▶ **TO DO**
Pull every line containing "ylabel" out of the material below.

▶ **INPUT DATA**
========================================

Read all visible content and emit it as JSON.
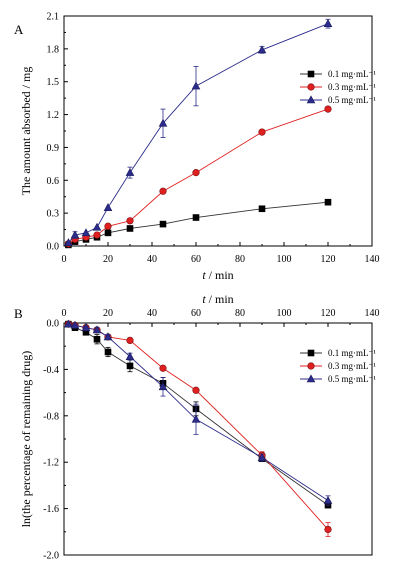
{
  "chart_data": [
    {
      "type": "line",
      "panel_label": "A",
      "xlabel_var": "t",
      "xlabel_unit": " / min",
      "ylabel": "The amount absorbed / mg",
      "xlim": [
        0,
        140
      ],
      "ylim": [
        0,
        2.1
      ],
      "xticks": [
        "0",
        "20",
        "40",
        "60",
        "80",
        "100",
        "120",
        "140"
      ],
      "yticks": [
        "0.0",
        "0.3",
        "0.6",
        "0.9",
        "1.2",
        "1.5",
        "1.8",
        "2.1"
      ],
      "legend_position": "right",
      "series": [
        {
          "name": "0.1 mg·mL⁻¹",
          "marker": "square",
          "color": "#000000",
          "x": [
            2,
            5,
            10,
            15,
            20,
            30,
            45,
            60,
            90,
            120
          ],
          "y": [
            0.01,
            0.04,
            0.06,
            0.08,
            0.12,
            0.16,
            0.2,
            0.26,
            0.34,
            0.4
          ],
          "err": [
            0,
            0,
            0,
            0,
            0,
            0,
            0,
            0,
            0,
            0
          ]
        },
        {
          "name": "0.3 mg·mL⁻¹",
          "marker": "circle",
          "color": "#e02020",
          "x": [
            2,
            5,
            10,
            15,
            20,
            30,
            45,
            60,
            90,
            120
          ],
          "y": [
            0.02,
            0.06,
            0.08,
            0.1,
            0.18,
            0.23,
            0.5,
            0.67,
            1.04,
            1.25
          ],
          "err": [
            0,
            0,
            0,
            0,
            0,
            0,
            0,
            0,
            0,
            0
          ]
        },
        {
          "name": "0.5 mg·mL⁻¹",
          "marker": "triangle",
          "color": "#2c2c8c",
          "x": [
            2,
            5,
            10,
            15,
            20,
            30,
            45,
            60,
            90,
            120
          ],
          "y": [
            0.03,
            0.1,
            0.12,
            0.17,
            0.35,
            0.67,
            1.12,
            1.46,
            1.79,
            2.03
          ],
          "err": [
            0,
            0.03,
            0,
            0,
            0,
            0.05,
            0.13,
            0.18,
            0.03,
            0.04
          ]
        }
      ]
    },
    {
      "type": "line",
      "panel_label": "B",
      "xlabel_var": "t",
      "xlabel_unit": " / min",
      "ylabel": "ln(the percentage of remaining drug)",
      "xlim": [
        0,
        140
      ],
      "ylim": [
        -2.0,
        0.0
      ],
      "xticks": [
        "0",
        "20",
        "40",
        "60",
        "80",
        "100",
        "120",
        "140"
      ],
      "yticks": [
        "0.0",
        "-0.4",
        "-0.8",
        "-1.2",
        "-1.6",
        "-2.0"
      ],
      "legend_position": "right",
      "series": [
        {
          "name": "0.1 mg·mL⁻¹",
          "marker": "square",
          "color": "#000000",
          "x": [
            2,
            5,
            10,
            15,
            20,
            30,
            45,
            60,
            90,
            120
          ],
          "y": [
            -0.01,
            -0.04,
            -0.08,
            -0.14,
            -0.25,
            -0.37,
            -0.52,
            -0.74,
            -1.17,
            -1.57
          ],
          "err": [
            0.01,
            0.02,
            0.02,
            0.04,
            0.04,
            0.05,
            0.05,
            0.06,
            0.02,
            0.02
          ]
        },
        {
          "name": "0.3 mg·mL⁻¹",
          "marker": "circle",
          "color": "#e02020",
          "x": [
            2,
            5,
            10,
            15,
            20,
            30,
            45,
            60,
            90,
            120
          ],
          "y": [
            -0.01,
            -0.02,
            -0.04,
            -0.06,
            -0.12,
            -0.15,
            -0.39,
            -0.58,
            -1.14,
            -1.78
          ],
          "err": [
            0,
            0,
            0,
            0,
            0,
            0,
            0,
            0,
            0.03,
            0.06
          ]
        },
        {
          "name": "0.5 mg·mL⁻¹",
          "marker": "triangle",
          "color": "#2c2c8c",
          "x": [
            2,
            5,
            10,
            15,
            20,
            30,
            45,
            60,
            90,
            120
          ],
          "y": [
            -0.01,
            -0.02,
            -0.04,
            -0.06,
            -0.12,
            -0.29,
            -0.55,
            -0.83,
            -1.16,
            -1.53
          ],
          "err": [
            0.01,
            0.01,
            0.01,
            0.02,
            0.02,
            0.03,
            0.08,
            0.13,
            0.03,
            0.04
          ]
        }
      ]
    }
  ]
}
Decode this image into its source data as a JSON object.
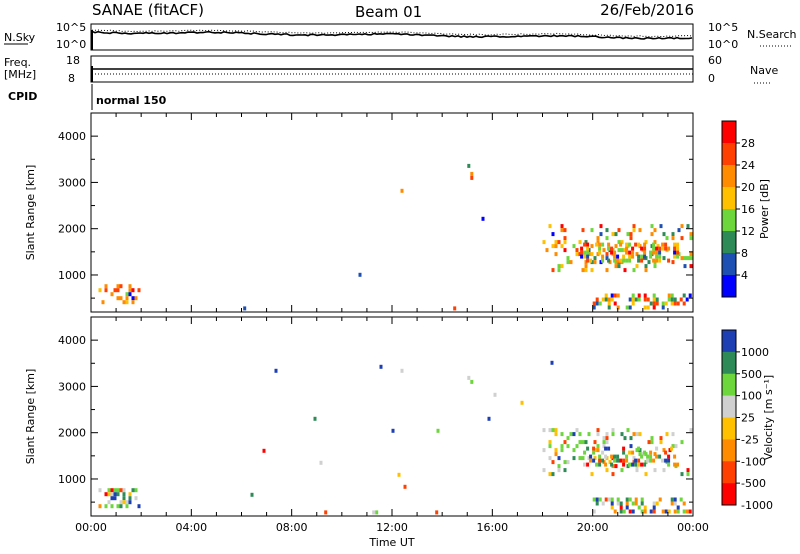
{
  "header": {
    "station": "SANAE (fitACF)",
    "beam": "Beam 01",
    "date": "26/Feb/2016"
  },
  "top_panels": {
    "nsky_label": "N.Sky",
    "nsearch_label": "N.Search",
    "nsky_ticks": [
      "10^5",
      "10^0"
    ],
    "nsearch_ticks": [
      "10^5",
      "10^0"
    ],
    "freq_label_1": "Freq.",
    "freq_label_2": "[MHz]",
    "freq_ticks": [
      "18",
      "8"
    ],
    "nave_label": "Nave",
    "nave_ticks": [
      "60",
      "0"
    ],
    "cpid_label": "CPID",
    "cpid_value": "normal 150"
  },
  "chart_data": [
    {
      "type": "heatmap",
      "name": "power",
      "ylabel": "Slant Range [km]",
      "xlabel": "",
      "xlim": [
        0,
        24
      ],
      "ylim": [
        200,
        4500
      ],
      "yticks": [
        1000,
        2000,
        3000,
        4000
      ],
      "ytick_labels": [
        "1000",
        "2000",
        "3000",
        "4000"
      ],
      "colorbar_label": "Power [dB]",
      "colorbar_ticks": [
        "28",
        "24",
        "20",
        "16",
        "12",
        "8",
        "4"
      ],
      "colorbar_colors": [
        "#ff0000",
        "#ff4000",
        "#ff8c00",
        "#ffc000",
        "#6cd63c",
        "#2e8b57",
        "#1e50b4",
        "#0000ff"
      ],
      "regions": [
        {
          "x": [
            0.3,
            2.0
          ],
          "y": [
            300,
            800
          ],
          "dens": 0.35,
          "cw": [
            0.1,
            0.5,
            0.2,
            0.1,
            0.1
          ]
        },
        {
          "x": [
            18.0,
            24.0
          ],
          "y": [
            1000,
            2100
          ],
          "dens": 0.2,
          "cw": [
            0.05,
            0.4,
            0.3,
            0.2,
            0.05
          ]
        },
        {
          "x": [
            19.5,
            23.5
          ],
          "y": [
            1200,
            1700
          ],
          "dens": 0.45,
          "cw": [
            0.05,
            0.5,
            0.3,
            0.1,
            0.05
          ]
        },
        {
          "x": [
            20.0,
            24.0
          ],
          "y": [
            220,
            600
          ],
          "dens": 0.4,
          "cw": [
            0.2,
            0.3,
            0.2,
            0.2,
            0.1
          ]
        },
        {
          "x": [
            2.0,
            18.0
          ],
          "y": [
            220,
            320
          ],
          "dens": 0.03,
          "cw": [
            0.3,
            0.3,
            0.2,
            0.1,
            0.1
          ]
        },
        {
          "x": [
            6.0,
            19.0
          ],
          "y": [
            400,
            3900
          ],
          "dens": 0.0015,
          "cw": [
            0.3,
            0.2,
            0.3,
            0.1,
            0.1
          ]
        },
        {
          "x": [
            15.0,
            15.3
          ],
          "y": [
            3000,
            3400
          ],
          "dens": 0.2,
          "cw": [
            0.1,
            0.4,
            0.4,
            0.1,
            0
          ]
        }
      ]
    },
    {
      "type": "heatmap",
      "name": "velocity",
      "ylabel": "Slant Range [km]",
      "xlabel": "Time UT",
      "xlim": [
        0,
        24
      ],
      "ylim": [
        200,
        4500
      ],
      "xticks": [
        0,
        4,
        8,
        12,
        16,
        20,
        24
      ],
      "xtick_labels": [
        "00:00",
        "04:00",
        "08:00",
        "12:00",
        "16:00",
        "20:00",
        "00:00"
      ],
      "yticks": [
        1000,
        2000,
        3000,
        4000
      ],
      "ytick_labels": [
        "1000",
        "2000",
        "3000",
        "4000"
      ],
      "colorbar_label": "Velocity [m s⁻¹]",
      "colorbar_ticks": [
        "1000",
        "500",
        "100",
        "25",
        "-25",
        "-100",
        "-500",
        "-1000"
      ],
      "colorbar_colors": [
        "#1e3fb4",
        "#2e8b57",
        "#6cd63c",
        "#d0d0d0",
        "#ffc000",
        "#ff8c00",
        "#ff4000",
        "#ff0000"
      ],
      "regions": [
        {
          "x": [
            0.3,
            2.0
          ],
          "y": [
            300,
            800
          ],
          "dens": 0.35,
          "cw": [
            0.3,
            0.2,
            0.3,
            0.1,
            0.1
          ]
        },
        {
          "x": [
            18.0,
            24.0
          ],
          "y": [
            1000,
            2100
          ],
          "dens": 0.2,
          "cw": [
            0.05,
            0.4,
            0.3,
            0.2,
            0.05
          ]
        },
        {
          "x": [
            19.5,
            23.5
          ],
          "y": [
            1200,
            1700
          ],
          "dens": 0.45,
          "cw": [
            0.3,
            0.3,
            0.1,
            0.2,
            0.1
          ]
        },
        {
          "x": [
            20.0,
            24.0
          ],
          "y": [
            220,
            600
          ],
          "dens": 0.4,
          "cw": [
            0.2,
            0.2,
            0.1,
            0.4,
            0.1
          ]
        },
        {
          "x": [
            2.0,
            18.0
          ],
          "y": [
            220,
            320
          ],
          "dens": 0.03,
          "cw": [
            0.3,
            0.3,
            0.2,
            0.1,
            0.1
          ]
        },
        {
          "x": [
            6.0,
            19.0
          ],
          "y": [
            400,
            3900
          ],
          "dens": 0.0015,
          "cw": [
            0.3,
            0.2,
            0.3,
            0.1,
            0.1
          ]
        },
        {
          "x": [
            15.0,
            15.3
          ],
          "y": [
            3000,
            3400
          ],
          "dens": 0.2,
          "cw": [
            0.2,
            0.5,
            0.3,
            0,
            0
          ]
        }
      ]
    }
  ]
}
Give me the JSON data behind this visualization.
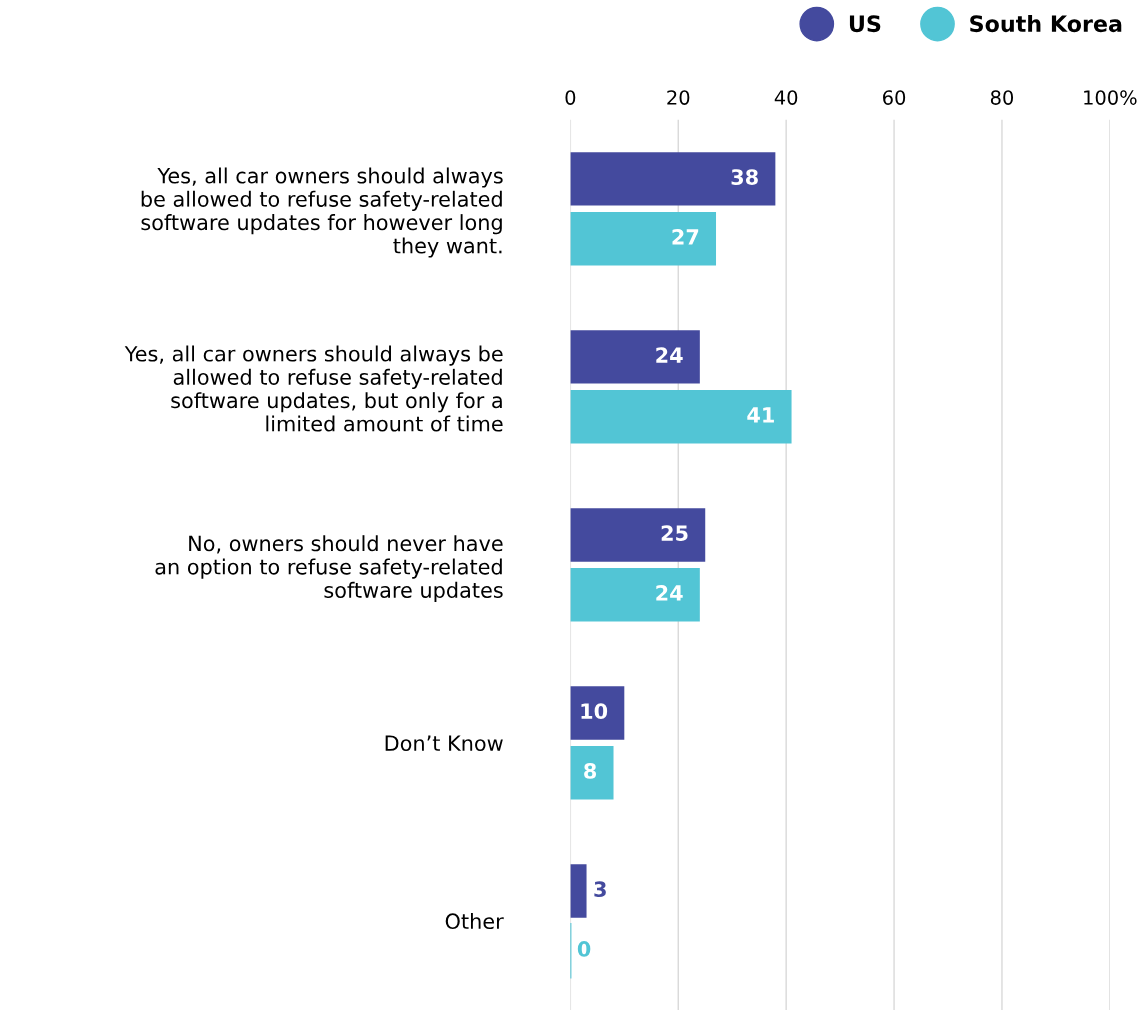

========================================

▶ **FINAL RESULT**
      "ylabel": "The amount absorbed / mg",
      "ylabel": "ln(the percentage of remaining drug)",
      "ylabel": "Slant Range [km]",
      "ylabel": "Slant Range [km]",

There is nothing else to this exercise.